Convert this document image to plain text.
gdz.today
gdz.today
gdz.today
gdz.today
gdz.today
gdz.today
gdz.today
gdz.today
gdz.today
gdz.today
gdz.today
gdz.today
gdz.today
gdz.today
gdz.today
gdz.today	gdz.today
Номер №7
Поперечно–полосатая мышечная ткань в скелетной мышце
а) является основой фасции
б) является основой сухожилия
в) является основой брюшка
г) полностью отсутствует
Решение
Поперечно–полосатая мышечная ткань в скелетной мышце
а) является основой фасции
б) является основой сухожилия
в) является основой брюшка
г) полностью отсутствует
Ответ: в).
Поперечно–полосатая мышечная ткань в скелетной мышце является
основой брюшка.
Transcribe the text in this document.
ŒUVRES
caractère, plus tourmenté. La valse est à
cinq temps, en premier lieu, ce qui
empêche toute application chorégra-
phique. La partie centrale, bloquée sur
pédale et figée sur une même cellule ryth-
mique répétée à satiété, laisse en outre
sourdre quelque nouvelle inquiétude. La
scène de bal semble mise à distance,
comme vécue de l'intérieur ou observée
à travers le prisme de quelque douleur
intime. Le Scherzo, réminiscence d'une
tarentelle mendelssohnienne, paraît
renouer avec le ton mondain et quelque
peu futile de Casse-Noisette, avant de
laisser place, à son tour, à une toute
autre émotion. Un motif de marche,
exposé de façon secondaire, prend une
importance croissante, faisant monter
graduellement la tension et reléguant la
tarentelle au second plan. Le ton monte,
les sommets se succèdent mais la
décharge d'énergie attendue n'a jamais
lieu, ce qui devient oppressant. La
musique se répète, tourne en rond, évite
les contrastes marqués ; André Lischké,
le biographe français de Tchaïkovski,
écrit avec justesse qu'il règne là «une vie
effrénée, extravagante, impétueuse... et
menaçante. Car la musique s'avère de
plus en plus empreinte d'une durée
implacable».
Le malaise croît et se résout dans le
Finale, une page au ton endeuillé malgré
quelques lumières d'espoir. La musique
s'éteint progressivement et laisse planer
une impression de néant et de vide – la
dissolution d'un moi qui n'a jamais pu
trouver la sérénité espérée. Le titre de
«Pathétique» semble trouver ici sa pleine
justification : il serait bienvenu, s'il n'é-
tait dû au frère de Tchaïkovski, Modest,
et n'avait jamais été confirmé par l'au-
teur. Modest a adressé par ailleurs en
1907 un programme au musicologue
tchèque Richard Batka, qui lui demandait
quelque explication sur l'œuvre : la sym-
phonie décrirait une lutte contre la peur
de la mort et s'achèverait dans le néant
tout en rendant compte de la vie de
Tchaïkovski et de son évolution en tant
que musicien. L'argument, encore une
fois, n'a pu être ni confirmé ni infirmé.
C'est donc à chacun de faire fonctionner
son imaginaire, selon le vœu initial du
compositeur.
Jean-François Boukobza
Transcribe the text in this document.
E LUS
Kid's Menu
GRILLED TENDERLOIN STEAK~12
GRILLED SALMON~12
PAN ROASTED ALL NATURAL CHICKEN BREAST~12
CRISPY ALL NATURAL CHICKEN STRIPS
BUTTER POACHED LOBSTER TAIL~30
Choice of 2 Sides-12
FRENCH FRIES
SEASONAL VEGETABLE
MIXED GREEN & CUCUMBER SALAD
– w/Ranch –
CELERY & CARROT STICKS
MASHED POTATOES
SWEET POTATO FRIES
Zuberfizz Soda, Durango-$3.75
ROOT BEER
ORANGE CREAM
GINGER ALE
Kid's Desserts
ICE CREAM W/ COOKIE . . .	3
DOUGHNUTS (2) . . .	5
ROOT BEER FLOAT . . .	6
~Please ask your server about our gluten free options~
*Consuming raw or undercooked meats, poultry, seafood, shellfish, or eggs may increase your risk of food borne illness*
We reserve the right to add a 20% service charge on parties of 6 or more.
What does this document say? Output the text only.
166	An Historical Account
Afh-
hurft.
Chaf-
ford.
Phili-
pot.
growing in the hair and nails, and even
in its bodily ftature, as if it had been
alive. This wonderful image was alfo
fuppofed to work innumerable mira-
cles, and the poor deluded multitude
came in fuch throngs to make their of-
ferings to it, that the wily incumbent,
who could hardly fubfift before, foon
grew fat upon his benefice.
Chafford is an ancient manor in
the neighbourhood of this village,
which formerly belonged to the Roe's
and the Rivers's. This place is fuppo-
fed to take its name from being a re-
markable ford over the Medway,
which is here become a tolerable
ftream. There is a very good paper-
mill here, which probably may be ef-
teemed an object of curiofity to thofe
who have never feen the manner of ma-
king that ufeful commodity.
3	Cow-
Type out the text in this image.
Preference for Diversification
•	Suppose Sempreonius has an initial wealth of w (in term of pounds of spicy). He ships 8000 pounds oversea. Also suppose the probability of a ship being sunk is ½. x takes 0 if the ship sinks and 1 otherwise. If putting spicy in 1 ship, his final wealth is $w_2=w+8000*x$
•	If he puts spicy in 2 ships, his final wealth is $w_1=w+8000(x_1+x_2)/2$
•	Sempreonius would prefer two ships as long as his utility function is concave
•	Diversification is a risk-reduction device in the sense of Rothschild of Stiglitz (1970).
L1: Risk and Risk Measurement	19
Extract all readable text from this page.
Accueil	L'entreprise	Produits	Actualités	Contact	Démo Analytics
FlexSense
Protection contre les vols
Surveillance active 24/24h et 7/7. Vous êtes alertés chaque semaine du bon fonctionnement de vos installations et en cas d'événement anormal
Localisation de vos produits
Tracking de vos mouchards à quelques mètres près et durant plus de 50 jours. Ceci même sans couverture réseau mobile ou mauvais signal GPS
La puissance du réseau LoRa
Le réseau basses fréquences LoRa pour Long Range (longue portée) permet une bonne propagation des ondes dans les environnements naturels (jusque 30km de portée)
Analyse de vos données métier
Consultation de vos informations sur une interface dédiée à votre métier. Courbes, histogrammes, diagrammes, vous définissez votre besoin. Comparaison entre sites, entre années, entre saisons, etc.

◆ ◆ ◆ ◆

Go through the records and copy each line with "réseau" in it.

◆ Answer for this exercise
Tracking de vos mouchards à quelques mètres près et durant plus de 50 jours. Ceci même sans couverture réseau mobile ou mauvais signal GPS
La puissance du réseau LoRa
Le réseau basses fréquences LoRa pour Long Range (longue portée) permet une bonne propagation des ondes dans les environnements naturels (jusque 30km de portée)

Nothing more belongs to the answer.